• _What this task involves_
Transcribe all the records exactly and omit any images they hold.

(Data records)
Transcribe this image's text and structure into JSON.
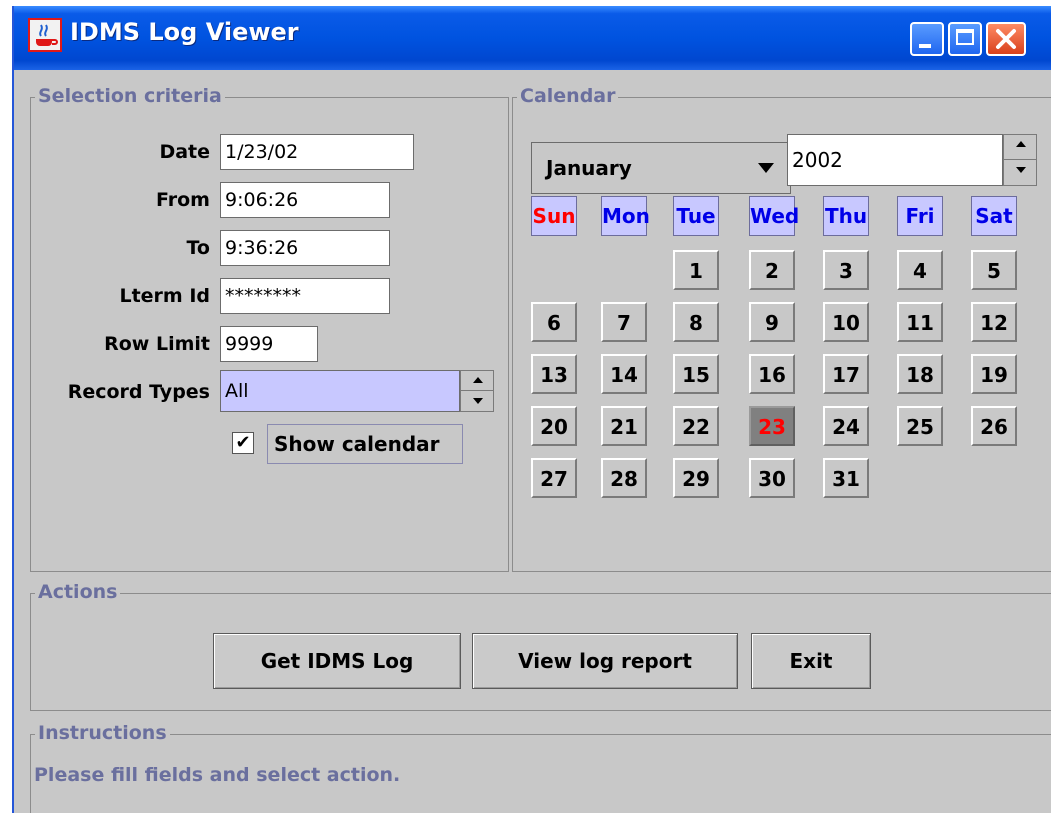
{
  "window": {
    "title": "IDMS Log Viewer",
    "app_icon": "java-cup-icon",
    "controls": [
      "minimize-icon",
      "maximize-icon",
      "close-icon"
    ]
  },
  "selection": {
    "title": "Selection criteria",
    "date_label": "Date",
    "date_value": "1/23/02",
    "from_label": "From",
    "from_value": "9:06:26",
    "to_label": "To",
    "to_value": "9:36:26",
    "lterm_label": "Lterm Id",
    "lterm_value": "********",
    "rowlimit_label": "Row Limit",
    "rowlimit_value": "9999",
    "recordtypes_label": "Record Types",
    "recordtypes_value": "All",
    "show_calendar_label": "Show calendar",
    "show_calendar_check": "✔"
  },
  "calendar": {
    "title": "Calendar",
    "month": "January",
    "year": "2002",
    "day_headers": [
      "Sun",
      "Mon",
      "Tue",
      "Wed",
      "Thu",
      "Fri",
      "Sat"
    ],
    "selected_day": "23",
    "days": [
      "1",
      "2",
      "3",
      "4",
      "5",
      "6",
      "7",
      "8",
      "9",
      "10",
      "11",
      "12",
      "13",
      "14",
      "15",
      "16",
      "17",
      "18",
      "19",
      "20",
      "21",
      "22",
      "23",
      "24",
      "25",
      "26",
      "27",
      "28",
      "29",
      "30",
      "31"
    ]
  },
  "actions": {
    "title": "Actions",
    "get_log": "Get IDMS Log",
    "view_report": "View log report",
    "exit": "Exit"
  },
  "instructions": {
    "title": "Instructions",
    "text": "Please fill fields and select action."
  },
  "colors": {
    "titlebar": "#0053e0",
    "panel": "#c8c8c8",
    "group_title": "#6a6f9e",
    "weekday_header": "#0000e8",
    "sunday_header": "#ff0000",
    "selected_day_text": "#ff0000"
  }
}
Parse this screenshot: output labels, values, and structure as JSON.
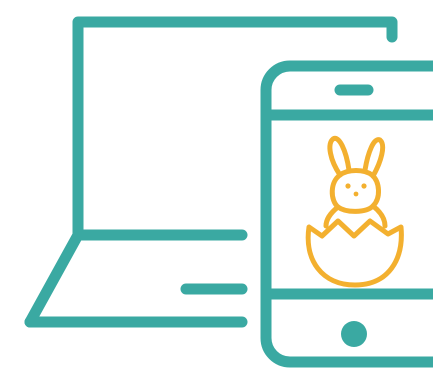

• _Exercise output_
Transcribe this image's text and structure into JSON.
{
  "window": {
    "title": "IDMS Log Viewer",
    "app_icon": "java-cup-icon",
    "controls": [
      "minimize-icon",
      "maximize-icon",
      "close-icon"
    ]
  },
  "selection": {
    "title": "Selection criteria",
    "date_label": "Date",
    "date_value": "1/23/02",
    "from_label": "From",
    "from_value": "9:06:26",
    "to_label": "To",
    "to_value": "9:36:26",
    "lterm_label": "Lterm Id",
    "lterm_value": "********",
    "rowlimit_label": "Row Limit",
    "rowlimit_value": "9999",
    "recordtypes_label": "Record Types",
    "recordtypes_value": "All",
    "show_calendar_label": "Show calendar",
    "show_calendar_check": "✔"
  },
  "calendar": {
    "title": "Calendar",
    "month": "January",
    "year": "2002",
    "day_headers": [
      "Sun",
      "Mon",
      "Tue",
      "Wed",
      "Thu",
      "Fri",
      "Sat"
    ],
    "selected_day": "23",
    "days": [
      "1",
      "2",
      "3",
      "4",
      "5",
      "6",
      "7",
      "8",
      "9",
      "10",
      "11",
      "12",
      "13",
      "14",
      "15",
      "16",
      "17",
      "18",
      "19",
      "20",
      "21",
      "22",
      "23",
      "24",
      "25",
      "26",
      "27",
      "28",
      "29",
      "30",
      "31"
    ]
  },
  "actions": {
    "title": "Actions",
    "get_log": "Get IDMS Log",
    "view_report": "View log report",
    "exit": "Exit"
  },
  "instructions": {
    "title": "Instructions",
    "text": "Please fill fields and select action."
  },
  "colors": {
    "titlebar": "#0053e0",
    "panel": "#c8c8c8",
    "group_title": "#6a6f9e",
    "weekday_header": "#0000e8",
    "sunday_header": "#ff0000",
    "selected_day_text": "#ff0000"
  }
}
Parse this screenshot: output labels, values, and structure as JSON.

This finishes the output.